#### FRAGMENTO DEL TEXTO ####

Octubre 2006
Reiteradamente definida como “el peor sistema de gobierno exceptuando todos los demás”, la democracia representativa, republicana y federal es en verdad un pésimo sistema de gobierno.
Y lo es aún en aquellas sociedades cuyo sistema democrático es mirado con admiración, como Suiza o los Estados Unidos, donde la división de poderes es un hecho tangible y aceitados mecanismos de contralor ciudadano hacen que todo funcione como un mecanismo de relojería.
Es lo mejor que se ha probado si lo comparamos con caudillos sanguinarios, impíos dictadores comunistas, monarquías absolutistas y hereditarias, oscuros regímenes tribales, peligrosos líderes iluminados o incluso con el siempre presente fantasma de un anarquismo caótico y salvaje.
Comparada con las lacras, genocidios y abusos de toda índole sufridos por los individuos a lo largo de milenios, la moderna democracia parece ciertamente un sistema aceptable.
¿Por qué decimos que así y todo es pésimo? Porque aunque nos moleste recordarlo, el fin no justifica los medios. Y los medios necesarios para que el aparato democrático se mueva, se basan en conceptos altamente inmorales : violencia, coerción, robo, amenazas, impedimentos al libre albedrío, imposiciones contra nuestra voluntad y multitud de atropellos contra hombres y mujeres que a nadie han dañado.
¿Cómo es esto? la organización que se necesita para coordinar los enormes y complejos engranajes institucionales que la democracia precisa, se mueve con dinero. Nadie podría poner reparos a esto si el dinero en cuestión fuese aportado voluntariamente.
¿Se imagina alguien la implementación de impuestos voluntarios? El Estado que pusiese esto en práctica caería por tierra en pocos meses muriendo fatalmente de inanición.

#### INFORMACIÓN MOSTRADA ####

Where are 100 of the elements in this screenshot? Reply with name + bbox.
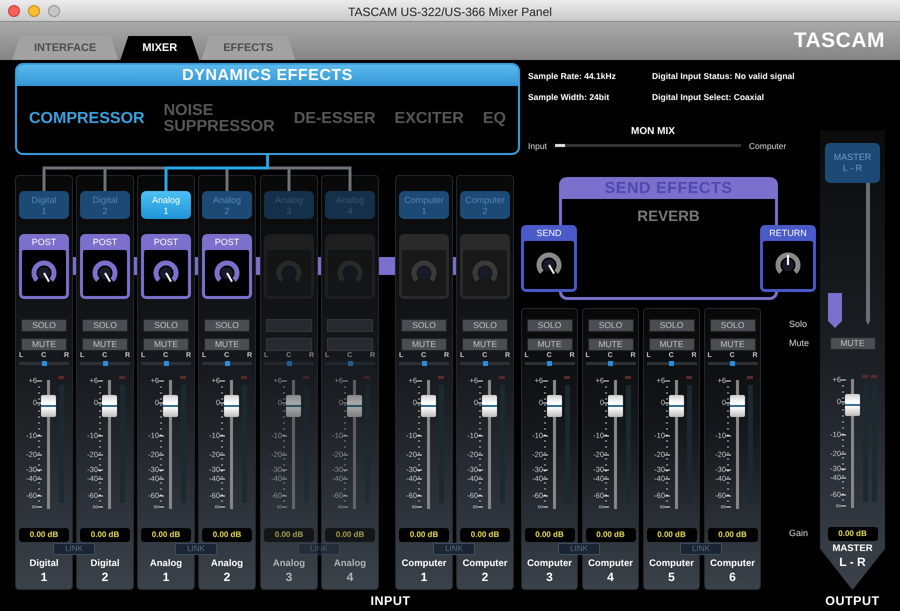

####

**PROBLEMAS**
**1.** Según el texto sobre la democracia, ¿con qué se mueve la organización que coordina los engranajes institucionales de la democracia?
**2.** Convierte en una lista el párrafo del texto sobre la democracia que empieza con "Es lo mejor que se ha probado" y conserva sus datos principales.
**3.** Por favor, copia tal cual el pasaje del texto sobre la democracia que comienza en "Comparada con las" y termina en "nadie han dañado.".

**RESPUESTAS POR TAREA**
**1.** Con dinero.

**2.**
La democracia es lo mejor que se ha probado si se compara con:
- caudillos sanguinarios
- impíos dictadores comunistas
- monarquías absolutistas y hereditarias
- oscuros regímenes tribales
- peligrosos líderes iluminados
- el siempre presente fantasma de un anarquismo caótico y salvaje

**3.**
Comparada con las lacras, genocidios y abusos de toda índole sufridos por los individuos a lo largo de milenios, la moderna democracia parece ciertamente un sistema aceptable.
¿Por qué decimos que así y todo es pésimo? Porque aunque nos moleste recordarlo, el fin no justifica los medios. Y los medios necesarios para que el aparato democrático se mueva, se basan en conceptos altamente inmorales : violencia, coerción, robo, amenazas, impedimentos al libre albedrío, imposiciones contra nuestra voluntad y multitud de atropellos contra hombres y mujeres que a nadie han dañado.